**YOUR INSTRUCTIONS**
Wherever the string "cholestérol" occurs in a line of these records, report that line.

Stored records:
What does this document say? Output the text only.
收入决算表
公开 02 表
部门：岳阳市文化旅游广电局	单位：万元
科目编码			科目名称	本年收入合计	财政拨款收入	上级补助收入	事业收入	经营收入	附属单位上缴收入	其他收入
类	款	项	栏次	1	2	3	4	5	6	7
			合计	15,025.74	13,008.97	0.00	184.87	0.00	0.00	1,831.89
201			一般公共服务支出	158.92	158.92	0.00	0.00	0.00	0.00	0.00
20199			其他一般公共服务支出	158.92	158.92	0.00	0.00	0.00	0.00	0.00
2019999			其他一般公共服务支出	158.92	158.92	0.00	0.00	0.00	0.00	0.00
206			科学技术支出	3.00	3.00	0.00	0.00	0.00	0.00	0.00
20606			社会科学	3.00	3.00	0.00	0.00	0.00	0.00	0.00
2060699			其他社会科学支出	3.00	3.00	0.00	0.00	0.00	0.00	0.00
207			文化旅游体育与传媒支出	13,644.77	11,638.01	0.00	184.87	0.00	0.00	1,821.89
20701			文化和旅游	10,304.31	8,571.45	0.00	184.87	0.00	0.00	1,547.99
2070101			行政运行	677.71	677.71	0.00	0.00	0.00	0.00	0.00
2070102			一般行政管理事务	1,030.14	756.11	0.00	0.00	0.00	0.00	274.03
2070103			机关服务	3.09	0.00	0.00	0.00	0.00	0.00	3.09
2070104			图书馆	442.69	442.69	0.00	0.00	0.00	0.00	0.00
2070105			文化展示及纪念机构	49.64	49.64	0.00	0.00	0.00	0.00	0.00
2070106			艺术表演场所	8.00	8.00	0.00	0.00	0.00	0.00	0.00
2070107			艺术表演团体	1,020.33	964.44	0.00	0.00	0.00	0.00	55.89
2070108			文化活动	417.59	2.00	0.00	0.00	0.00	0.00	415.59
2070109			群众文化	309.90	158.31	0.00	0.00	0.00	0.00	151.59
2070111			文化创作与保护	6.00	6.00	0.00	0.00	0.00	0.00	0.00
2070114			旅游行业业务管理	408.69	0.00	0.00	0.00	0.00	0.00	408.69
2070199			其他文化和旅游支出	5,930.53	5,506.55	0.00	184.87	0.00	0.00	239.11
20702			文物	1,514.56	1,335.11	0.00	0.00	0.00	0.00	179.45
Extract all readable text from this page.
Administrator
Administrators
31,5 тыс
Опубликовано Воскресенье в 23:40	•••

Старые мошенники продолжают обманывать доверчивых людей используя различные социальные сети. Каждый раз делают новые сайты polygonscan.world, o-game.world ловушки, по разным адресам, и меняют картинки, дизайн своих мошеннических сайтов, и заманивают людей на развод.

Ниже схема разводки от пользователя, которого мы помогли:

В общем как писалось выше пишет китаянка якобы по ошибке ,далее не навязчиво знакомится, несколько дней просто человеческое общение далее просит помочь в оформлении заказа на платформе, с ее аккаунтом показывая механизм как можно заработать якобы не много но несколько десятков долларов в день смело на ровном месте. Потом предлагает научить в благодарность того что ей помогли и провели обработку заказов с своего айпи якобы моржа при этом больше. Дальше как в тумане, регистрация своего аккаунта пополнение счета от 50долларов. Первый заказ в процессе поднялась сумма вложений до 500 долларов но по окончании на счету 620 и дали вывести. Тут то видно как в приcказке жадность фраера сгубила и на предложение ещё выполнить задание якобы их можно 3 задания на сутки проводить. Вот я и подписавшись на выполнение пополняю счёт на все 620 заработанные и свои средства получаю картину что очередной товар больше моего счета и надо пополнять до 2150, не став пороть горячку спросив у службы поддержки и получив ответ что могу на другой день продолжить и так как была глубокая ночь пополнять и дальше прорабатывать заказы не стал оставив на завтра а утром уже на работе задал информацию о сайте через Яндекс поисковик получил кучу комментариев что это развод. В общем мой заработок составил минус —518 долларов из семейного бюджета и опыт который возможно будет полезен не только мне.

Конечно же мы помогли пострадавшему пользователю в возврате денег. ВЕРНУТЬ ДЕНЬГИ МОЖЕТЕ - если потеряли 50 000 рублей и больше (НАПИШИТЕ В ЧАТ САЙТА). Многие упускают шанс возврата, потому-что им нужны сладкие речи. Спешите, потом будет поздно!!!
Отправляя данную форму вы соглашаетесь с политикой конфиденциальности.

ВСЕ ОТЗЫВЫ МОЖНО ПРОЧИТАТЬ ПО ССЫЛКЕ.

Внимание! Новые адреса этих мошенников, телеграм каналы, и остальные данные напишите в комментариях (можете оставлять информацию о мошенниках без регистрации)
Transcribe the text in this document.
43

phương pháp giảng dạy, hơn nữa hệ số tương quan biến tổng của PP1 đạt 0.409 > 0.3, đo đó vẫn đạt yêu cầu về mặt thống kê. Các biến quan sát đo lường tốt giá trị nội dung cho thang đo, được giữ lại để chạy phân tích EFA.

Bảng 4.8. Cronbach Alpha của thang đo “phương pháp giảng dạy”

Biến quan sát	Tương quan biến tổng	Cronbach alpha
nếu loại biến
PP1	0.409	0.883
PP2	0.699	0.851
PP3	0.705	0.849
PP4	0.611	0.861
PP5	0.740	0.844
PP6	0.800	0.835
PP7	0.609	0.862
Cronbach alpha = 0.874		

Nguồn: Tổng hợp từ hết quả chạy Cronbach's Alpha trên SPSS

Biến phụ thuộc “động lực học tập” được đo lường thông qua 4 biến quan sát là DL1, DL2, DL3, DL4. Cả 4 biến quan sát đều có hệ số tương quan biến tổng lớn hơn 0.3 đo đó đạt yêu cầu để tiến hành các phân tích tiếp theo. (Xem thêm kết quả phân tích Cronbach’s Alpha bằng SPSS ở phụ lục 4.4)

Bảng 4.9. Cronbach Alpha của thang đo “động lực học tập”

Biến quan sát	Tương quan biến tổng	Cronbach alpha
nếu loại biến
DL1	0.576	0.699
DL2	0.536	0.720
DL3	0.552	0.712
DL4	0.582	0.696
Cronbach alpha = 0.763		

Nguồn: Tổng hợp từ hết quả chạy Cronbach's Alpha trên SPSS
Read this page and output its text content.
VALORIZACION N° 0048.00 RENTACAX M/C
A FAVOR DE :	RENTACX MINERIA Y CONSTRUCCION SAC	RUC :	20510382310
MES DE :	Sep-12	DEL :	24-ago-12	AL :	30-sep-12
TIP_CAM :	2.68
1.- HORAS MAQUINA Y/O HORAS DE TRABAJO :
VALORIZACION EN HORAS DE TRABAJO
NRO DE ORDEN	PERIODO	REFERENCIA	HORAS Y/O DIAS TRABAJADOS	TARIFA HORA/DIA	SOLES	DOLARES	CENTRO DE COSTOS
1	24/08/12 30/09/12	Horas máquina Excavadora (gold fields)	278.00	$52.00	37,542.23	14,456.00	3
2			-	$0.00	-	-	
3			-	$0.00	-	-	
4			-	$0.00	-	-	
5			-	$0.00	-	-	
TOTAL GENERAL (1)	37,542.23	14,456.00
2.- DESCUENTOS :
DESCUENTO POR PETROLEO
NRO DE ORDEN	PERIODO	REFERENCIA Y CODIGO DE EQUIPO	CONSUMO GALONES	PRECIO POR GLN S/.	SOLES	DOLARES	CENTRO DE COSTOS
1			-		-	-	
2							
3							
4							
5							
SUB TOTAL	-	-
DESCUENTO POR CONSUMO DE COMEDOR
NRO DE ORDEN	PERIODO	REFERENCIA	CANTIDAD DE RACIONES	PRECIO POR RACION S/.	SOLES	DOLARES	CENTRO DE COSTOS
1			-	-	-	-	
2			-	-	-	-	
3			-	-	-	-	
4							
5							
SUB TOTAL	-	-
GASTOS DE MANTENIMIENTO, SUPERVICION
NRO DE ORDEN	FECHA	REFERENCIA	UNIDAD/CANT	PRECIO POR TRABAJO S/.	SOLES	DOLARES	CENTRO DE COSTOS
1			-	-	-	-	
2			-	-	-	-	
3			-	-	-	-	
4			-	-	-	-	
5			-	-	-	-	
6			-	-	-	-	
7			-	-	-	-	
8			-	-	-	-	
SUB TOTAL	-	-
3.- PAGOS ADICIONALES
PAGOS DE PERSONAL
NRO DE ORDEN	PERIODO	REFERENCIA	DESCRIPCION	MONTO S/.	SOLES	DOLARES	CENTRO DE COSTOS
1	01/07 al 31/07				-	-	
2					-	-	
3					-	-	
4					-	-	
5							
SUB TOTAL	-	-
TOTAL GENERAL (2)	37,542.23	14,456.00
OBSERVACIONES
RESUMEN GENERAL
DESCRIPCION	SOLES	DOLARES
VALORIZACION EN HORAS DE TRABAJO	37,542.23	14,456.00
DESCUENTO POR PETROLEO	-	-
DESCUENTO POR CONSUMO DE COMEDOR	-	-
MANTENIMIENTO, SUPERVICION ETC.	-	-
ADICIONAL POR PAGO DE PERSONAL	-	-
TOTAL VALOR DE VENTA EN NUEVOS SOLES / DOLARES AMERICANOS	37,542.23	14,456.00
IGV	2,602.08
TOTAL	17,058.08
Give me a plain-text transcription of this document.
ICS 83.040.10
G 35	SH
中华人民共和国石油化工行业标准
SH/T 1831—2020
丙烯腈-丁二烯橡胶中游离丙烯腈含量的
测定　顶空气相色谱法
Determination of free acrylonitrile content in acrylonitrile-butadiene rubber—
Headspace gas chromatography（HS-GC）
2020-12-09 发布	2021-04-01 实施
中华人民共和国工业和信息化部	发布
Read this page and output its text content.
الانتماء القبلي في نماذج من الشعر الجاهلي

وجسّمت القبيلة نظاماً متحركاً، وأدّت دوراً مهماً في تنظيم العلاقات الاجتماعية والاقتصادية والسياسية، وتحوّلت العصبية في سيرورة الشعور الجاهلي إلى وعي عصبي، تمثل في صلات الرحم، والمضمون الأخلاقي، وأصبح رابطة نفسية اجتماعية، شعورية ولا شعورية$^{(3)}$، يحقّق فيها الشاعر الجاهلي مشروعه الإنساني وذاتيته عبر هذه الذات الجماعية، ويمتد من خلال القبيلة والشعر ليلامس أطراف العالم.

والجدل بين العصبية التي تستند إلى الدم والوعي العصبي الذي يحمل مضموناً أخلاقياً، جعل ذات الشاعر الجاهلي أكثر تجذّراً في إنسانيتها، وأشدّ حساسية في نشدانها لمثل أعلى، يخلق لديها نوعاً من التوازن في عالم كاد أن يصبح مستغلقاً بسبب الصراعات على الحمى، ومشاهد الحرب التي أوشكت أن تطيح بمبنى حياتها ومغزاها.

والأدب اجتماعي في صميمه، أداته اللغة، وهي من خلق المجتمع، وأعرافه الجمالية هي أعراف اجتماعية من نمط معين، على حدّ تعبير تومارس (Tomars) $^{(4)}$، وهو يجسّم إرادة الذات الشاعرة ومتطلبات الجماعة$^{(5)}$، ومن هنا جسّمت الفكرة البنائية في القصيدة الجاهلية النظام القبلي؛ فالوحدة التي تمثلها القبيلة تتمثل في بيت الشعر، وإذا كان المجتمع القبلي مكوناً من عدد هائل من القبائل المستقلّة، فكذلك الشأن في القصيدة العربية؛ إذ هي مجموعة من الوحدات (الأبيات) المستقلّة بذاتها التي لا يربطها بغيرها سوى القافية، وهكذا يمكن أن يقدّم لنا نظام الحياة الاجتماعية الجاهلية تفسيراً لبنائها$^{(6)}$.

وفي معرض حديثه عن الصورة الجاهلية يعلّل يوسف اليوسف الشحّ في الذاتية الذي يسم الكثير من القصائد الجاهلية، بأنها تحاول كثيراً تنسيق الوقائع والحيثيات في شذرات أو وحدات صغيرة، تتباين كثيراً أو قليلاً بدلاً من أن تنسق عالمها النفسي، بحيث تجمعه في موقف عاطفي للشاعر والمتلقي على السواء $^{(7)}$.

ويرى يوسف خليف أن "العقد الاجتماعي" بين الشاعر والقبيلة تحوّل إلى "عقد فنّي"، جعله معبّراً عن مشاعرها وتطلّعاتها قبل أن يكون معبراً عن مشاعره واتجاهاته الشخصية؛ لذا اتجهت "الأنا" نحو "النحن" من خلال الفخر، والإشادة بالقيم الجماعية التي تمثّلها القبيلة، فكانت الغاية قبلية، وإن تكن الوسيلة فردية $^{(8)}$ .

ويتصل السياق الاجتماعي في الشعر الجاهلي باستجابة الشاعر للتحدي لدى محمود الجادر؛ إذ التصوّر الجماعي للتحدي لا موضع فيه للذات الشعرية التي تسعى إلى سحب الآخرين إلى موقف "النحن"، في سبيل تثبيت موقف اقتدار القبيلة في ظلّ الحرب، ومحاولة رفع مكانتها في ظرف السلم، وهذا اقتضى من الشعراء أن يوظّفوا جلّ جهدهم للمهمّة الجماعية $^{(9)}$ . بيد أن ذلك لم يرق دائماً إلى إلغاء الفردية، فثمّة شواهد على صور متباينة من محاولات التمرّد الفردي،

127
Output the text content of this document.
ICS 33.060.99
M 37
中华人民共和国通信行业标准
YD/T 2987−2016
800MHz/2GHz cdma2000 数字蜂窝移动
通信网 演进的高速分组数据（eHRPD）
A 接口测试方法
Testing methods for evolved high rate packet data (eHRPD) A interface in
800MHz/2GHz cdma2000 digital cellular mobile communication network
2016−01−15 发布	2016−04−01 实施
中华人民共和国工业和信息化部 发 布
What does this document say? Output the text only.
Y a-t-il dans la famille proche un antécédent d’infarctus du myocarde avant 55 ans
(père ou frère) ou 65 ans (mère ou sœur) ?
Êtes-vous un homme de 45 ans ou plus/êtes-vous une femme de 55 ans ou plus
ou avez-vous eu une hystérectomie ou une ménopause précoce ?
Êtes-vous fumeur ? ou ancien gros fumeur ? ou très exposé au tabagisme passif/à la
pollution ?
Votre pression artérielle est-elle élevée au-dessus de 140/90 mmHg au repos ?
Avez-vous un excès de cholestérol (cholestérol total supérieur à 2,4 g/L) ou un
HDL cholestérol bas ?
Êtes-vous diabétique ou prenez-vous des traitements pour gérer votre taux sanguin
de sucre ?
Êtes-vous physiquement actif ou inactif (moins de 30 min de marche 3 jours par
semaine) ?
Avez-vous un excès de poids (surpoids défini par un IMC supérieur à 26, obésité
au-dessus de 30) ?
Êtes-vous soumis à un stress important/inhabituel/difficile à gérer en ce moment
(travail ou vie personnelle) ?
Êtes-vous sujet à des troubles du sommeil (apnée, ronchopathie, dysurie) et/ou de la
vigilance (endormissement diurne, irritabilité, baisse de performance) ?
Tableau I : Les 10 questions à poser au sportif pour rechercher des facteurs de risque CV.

**TASK RESPONSE**
Avez-vous un excès de cholestérol (cholestérol total supérieur à 2,4 g/L) ou un
HDL cholestérol bas ?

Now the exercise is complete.